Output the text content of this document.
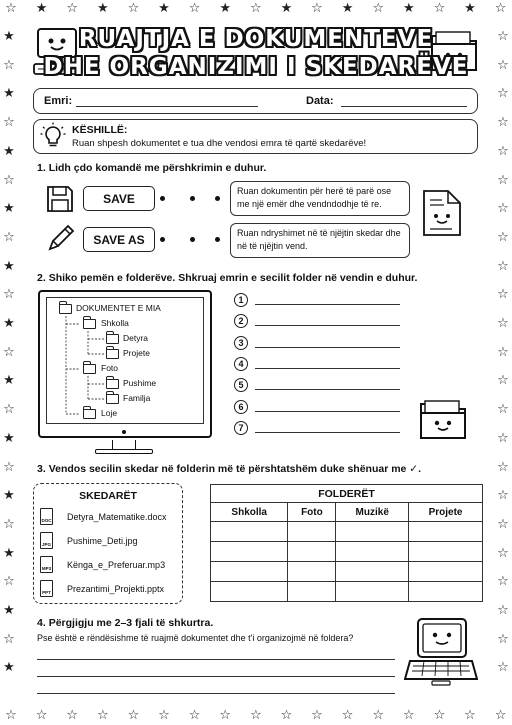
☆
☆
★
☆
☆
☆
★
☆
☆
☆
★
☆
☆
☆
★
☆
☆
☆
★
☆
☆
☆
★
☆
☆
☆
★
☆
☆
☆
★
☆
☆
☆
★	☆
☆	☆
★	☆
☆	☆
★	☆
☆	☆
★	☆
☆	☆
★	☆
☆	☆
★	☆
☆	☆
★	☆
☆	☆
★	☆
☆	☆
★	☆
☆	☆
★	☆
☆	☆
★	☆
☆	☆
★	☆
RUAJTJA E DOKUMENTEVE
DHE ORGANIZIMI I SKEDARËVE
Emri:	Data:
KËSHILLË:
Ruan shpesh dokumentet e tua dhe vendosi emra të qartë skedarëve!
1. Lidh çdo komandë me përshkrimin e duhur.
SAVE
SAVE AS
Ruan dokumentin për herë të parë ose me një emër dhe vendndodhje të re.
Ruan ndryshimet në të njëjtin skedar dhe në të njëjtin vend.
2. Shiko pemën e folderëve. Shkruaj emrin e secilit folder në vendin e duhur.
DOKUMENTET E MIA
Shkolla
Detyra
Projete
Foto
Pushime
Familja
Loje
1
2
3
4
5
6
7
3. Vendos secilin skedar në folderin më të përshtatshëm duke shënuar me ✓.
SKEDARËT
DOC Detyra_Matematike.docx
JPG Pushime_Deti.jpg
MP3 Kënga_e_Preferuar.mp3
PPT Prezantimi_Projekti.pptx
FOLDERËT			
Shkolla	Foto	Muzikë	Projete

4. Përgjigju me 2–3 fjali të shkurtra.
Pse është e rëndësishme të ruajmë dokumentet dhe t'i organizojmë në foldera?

(WHAT YOU HAVE TO DO)
Copy every line that includes the string "Ruan" from the material above.

(EXPECTED OUTPUT)
Ruan shpesh dokumentet e tua dhe vendosi emra të qartë skedarëve!
Ruan dokumentin për herë të parë ose me një emër dhe vendndodhje të re.
Ruan ndryshimet në të njëjtin skedar dhe në të njëjtin vend.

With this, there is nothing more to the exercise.